MATERIAL FOR THIS TASK:
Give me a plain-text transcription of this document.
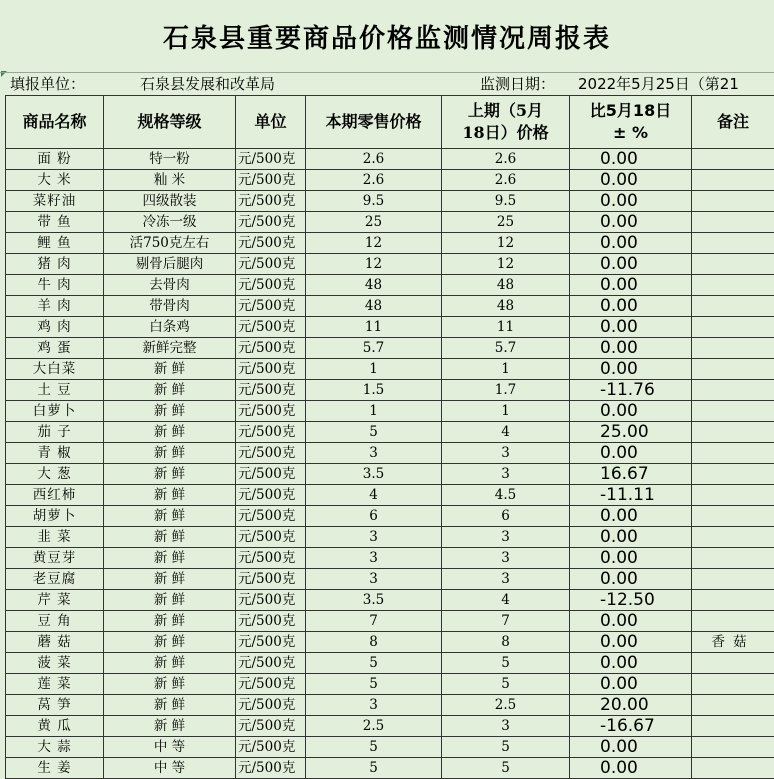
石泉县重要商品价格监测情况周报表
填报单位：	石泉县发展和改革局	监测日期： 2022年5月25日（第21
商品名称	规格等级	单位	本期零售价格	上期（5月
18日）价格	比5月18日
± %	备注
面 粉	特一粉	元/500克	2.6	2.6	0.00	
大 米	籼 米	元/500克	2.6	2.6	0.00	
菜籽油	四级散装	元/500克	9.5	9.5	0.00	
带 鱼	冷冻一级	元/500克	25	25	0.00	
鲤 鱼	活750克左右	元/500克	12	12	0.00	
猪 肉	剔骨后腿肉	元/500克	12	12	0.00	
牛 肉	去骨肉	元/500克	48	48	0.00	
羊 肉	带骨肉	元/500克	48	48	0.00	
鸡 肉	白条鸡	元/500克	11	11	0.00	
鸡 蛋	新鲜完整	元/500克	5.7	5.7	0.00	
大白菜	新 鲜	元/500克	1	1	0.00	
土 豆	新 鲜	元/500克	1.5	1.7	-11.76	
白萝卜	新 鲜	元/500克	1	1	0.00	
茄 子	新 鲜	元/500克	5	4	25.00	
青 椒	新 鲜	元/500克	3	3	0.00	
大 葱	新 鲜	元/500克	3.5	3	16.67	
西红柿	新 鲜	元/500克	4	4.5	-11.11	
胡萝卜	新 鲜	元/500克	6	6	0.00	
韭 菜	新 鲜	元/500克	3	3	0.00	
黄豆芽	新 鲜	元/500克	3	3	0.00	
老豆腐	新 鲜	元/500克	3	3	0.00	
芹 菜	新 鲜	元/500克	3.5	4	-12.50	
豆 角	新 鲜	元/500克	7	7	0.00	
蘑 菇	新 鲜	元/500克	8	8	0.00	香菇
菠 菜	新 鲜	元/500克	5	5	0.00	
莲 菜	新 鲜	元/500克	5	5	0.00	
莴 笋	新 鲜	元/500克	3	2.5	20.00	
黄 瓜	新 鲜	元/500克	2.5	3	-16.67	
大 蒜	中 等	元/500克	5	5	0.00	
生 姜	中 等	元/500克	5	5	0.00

==

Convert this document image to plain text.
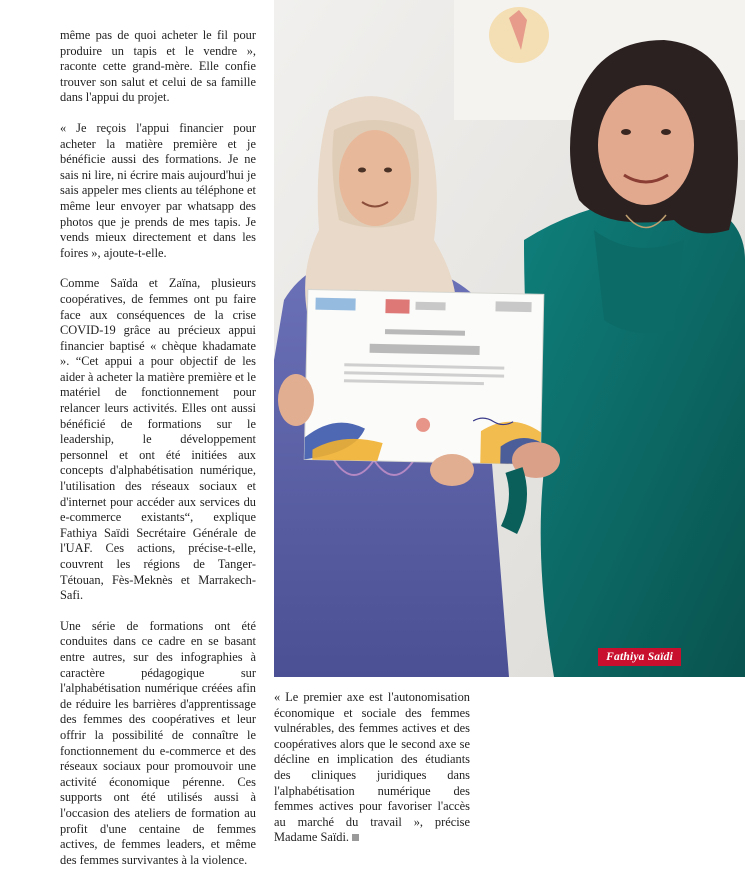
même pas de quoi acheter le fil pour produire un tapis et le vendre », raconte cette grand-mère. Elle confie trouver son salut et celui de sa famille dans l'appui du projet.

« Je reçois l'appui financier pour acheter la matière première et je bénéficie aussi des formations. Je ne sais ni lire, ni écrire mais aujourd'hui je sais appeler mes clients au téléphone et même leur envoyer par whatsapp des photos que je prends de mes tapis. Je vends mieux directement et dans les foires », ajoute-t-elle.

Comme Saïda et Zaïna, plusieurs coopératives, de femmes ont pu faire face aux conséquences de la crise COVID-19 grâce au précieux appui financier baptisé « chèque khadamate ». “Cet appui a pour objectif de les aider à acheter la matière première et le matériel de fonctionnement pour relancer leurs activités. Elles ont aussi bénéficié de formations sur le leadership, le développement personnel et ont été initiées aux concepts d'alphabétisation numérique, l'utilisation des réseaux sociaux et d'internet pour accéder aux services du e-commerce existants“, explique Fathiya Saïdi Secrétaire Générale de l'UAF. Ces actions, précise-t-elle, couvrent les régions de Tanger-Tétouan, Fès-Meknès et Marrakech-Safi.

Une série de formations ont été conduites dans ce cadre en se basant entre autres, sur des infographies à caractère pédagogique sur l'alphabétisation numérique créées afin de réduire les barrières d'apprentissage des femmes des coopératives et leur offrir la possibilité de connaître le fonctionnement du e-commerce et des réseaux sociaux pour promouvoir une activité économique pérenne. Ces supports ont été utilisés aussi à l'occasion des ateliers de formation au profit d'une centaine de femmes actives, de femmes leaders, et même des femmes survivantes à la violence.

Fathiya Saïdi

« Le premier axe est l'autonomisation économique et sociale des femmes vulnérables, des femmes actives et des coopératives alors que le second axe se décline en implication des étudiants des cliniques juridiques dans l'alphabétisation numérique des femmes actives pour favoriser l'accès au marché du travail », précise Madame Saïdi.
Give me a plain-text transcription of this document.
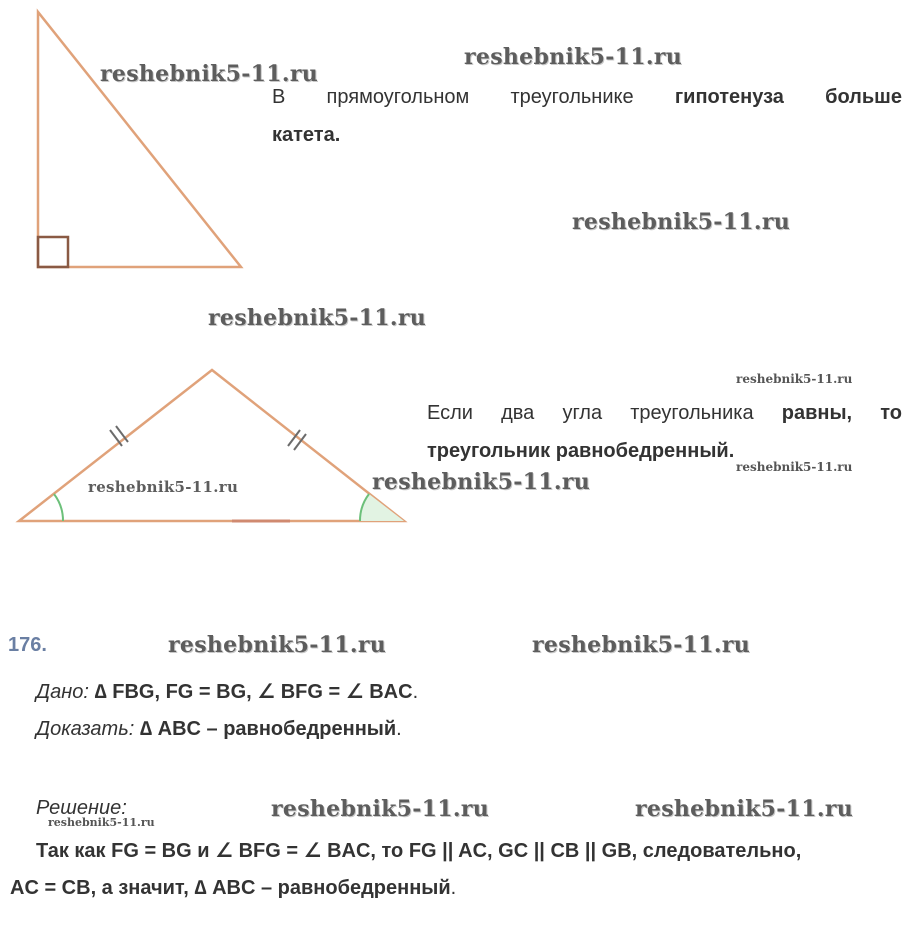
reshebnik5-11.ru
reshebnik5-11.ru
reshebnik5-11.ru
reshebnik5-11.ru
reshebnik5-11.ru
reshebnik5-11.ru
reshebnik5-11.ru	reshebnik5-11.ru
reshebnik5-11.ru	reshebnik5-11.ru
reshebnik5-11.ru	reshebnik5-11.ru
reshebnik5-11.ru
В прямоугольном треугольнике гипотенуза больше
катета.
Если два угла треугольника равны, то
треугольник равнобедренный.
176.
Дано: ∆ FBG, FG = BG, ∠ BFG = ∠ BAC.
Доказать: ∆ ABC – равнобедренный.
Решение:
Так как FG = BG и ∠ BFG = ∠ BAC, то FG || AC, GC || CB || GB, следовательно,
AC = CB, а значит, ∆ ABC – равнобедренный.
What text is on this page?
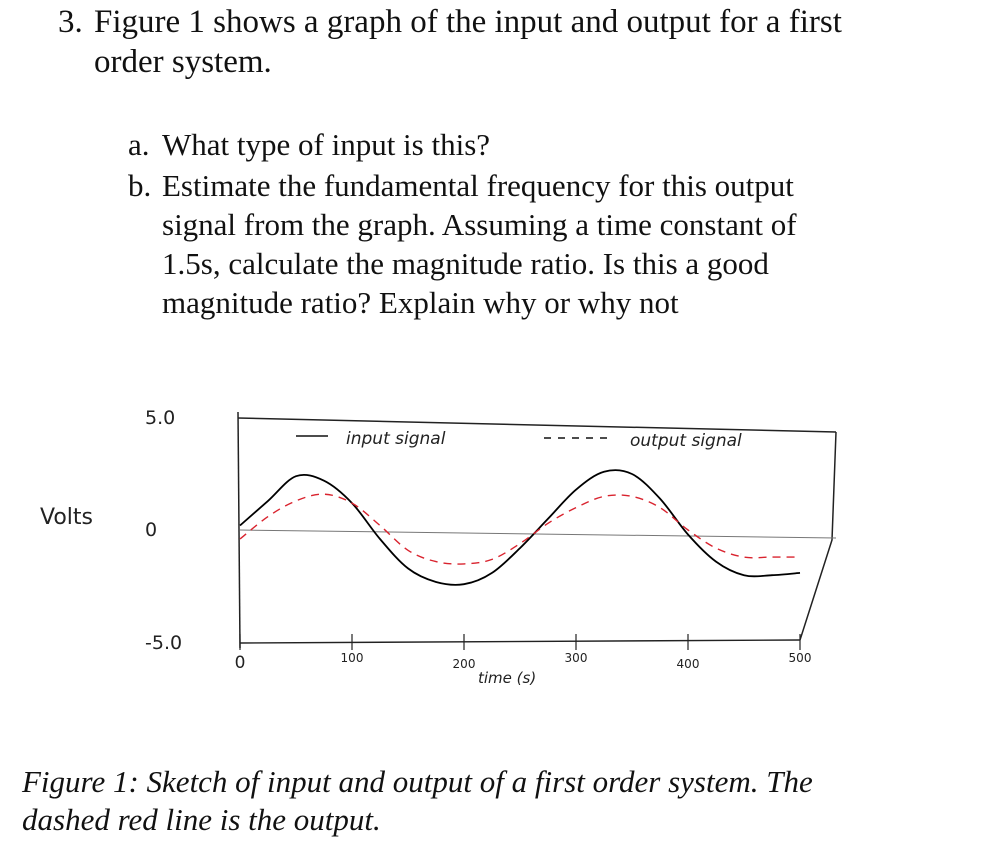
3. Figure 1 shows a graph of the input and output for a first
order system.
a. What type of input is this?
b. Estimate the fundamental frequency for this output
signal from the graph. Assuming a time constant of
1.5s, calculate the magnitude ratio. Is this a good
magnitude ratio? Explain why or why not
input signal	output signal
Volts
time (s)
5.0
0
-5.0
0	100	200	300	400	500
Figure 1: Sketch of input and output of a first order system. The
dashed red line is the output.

EXERCISE BRIEF:
Every line holding "Figure" should be copied out.

WRITTEN REPLY:
3. Figure 1 shows a graph of the input and output for a first
Figure 1: Sketch of input and output of a first order system. The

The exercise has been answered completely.